STATED EXERCISE:
Extract the text of each entry below exactly, leaving every image behind.

DATASET EXTRACT:

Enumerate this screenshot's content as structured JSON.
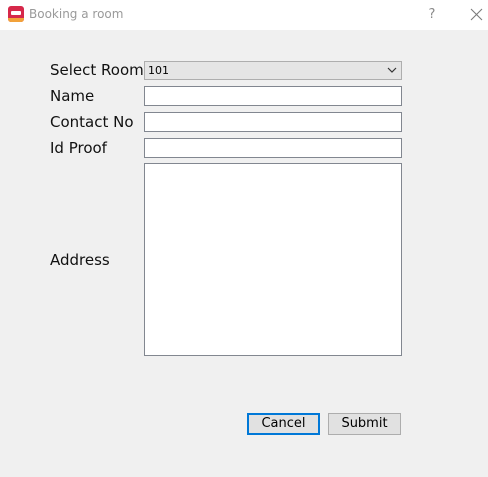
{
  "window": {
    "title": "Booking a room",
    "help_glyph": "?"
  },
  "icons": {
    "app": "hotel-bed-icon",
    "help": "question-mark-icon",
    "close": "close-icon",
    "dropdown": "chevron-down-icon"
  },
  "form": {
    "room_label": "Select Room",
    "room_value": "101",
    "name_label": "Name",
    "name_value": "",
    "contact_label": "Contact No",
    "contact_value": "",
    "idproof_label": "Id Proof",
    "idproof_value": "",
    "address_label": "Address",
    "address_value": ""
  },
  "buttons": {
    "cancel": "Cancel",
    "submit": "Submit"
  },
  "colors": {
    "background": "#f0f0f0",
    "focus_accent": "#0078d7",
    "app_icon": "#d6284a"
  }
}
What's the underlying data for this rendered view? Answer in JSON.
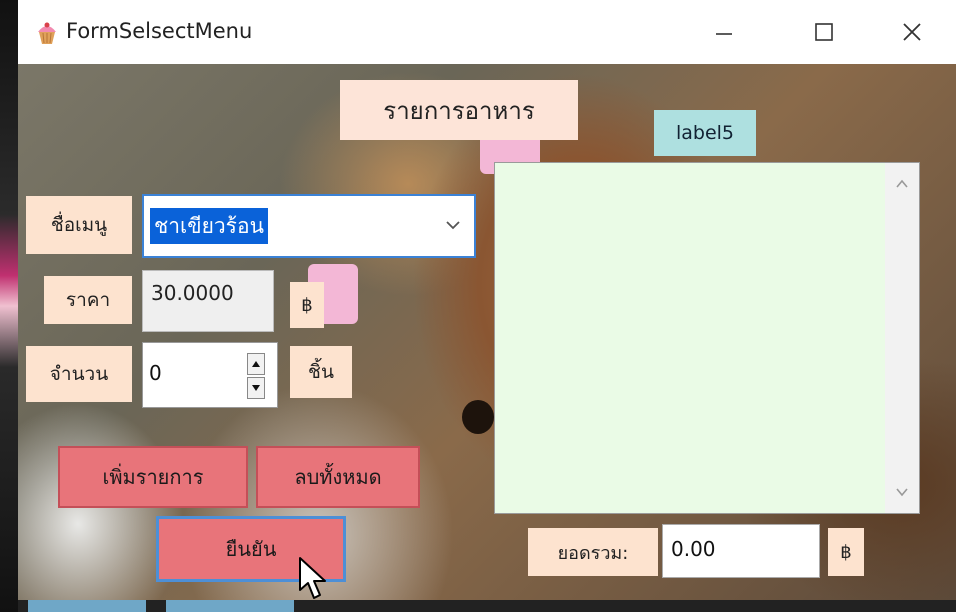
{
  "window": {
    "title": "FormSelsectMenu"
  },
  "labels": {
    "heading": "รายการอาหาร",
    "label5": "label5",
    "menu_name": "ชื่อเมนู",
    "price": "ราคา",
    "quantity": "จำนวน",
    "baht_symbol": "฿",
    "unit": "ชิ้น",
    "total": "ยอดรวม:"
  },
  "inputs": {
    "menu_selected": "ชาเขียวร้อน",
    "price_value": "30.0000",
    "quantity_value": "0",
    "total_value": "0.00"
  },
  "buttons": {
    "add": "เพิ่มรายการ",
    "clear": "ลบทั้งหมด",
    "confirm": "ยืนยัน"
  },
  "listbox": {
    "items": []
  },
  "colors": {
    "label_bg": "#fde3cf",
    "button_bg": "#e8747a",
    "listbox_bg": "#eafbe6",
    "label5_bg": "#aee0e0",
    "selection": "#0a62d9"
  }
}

RIGHT ANSWER:
Enumerate this screenshot's content as structured JSON.
{
  "window": {
    "title": "Booking a room",
    "help_glyph": "?"
  },
  "icons": {
    "app": "hotel-bed-icon",
    "help": "question-mark-icon",
    "close": "close-icon",
    "dropdown": "chevron-down-icon"
  },
  "form": {
    "room_label": "Select Room",
    "room_value": "101",
    "name_label": "Name",
    "name_value": "",
    "contact_label": "Contact No",
    "contact_value": "",
    "idproof_label": "Id Proof",
    "idproof_value": "",
    "address_label": "Address",
    "address_value": ""
  },
  "buttons": {
    "cancel": "Cancel",
    "submit": "Submit"
  },
  "colors": {
    "background": "#f0f0f0",
    "focus_accent": "#0078d7",
    "app_icon": "#d6284a"
  }
}
What's the underlying data for this rendered view? Answer in JSON.
{
  "window": {
    "title": "FormSelsectMenu"
  },
  "labels": {
    "heading": "รายการอาหาร",
    "label5": "label5",
    "menu_name": "ชื่อเมนู",
    "price": "ราคา",
    "quantity": "จำนวน",
    "baht_symbol": "฿",
    "unit": "ชิ้น",
    "total": "ยอดรวม:"
  },
  "inputs": {
    "menu_selected": "ชาเขียวร้อน",
    "price_value": "30.0000",
    "quantity_value": "0",
    "total_value": "0.00"
  },
  "buttons": {
    "add": "เพิ่มรายการ",
    "clear": "ลบทั้งหมด",
    "confirm": "ยืนยัน"
  },
  "listbox": {
    "items": []
  },
  "colors": {
    "label_bg": "#fde3cf",
    "button_bg": "#e8747a",
    "listbox_bg": "#eafbe6",
    "label5_bg": "#aee0e0",
    "selection": "#0a62d9"
  }
}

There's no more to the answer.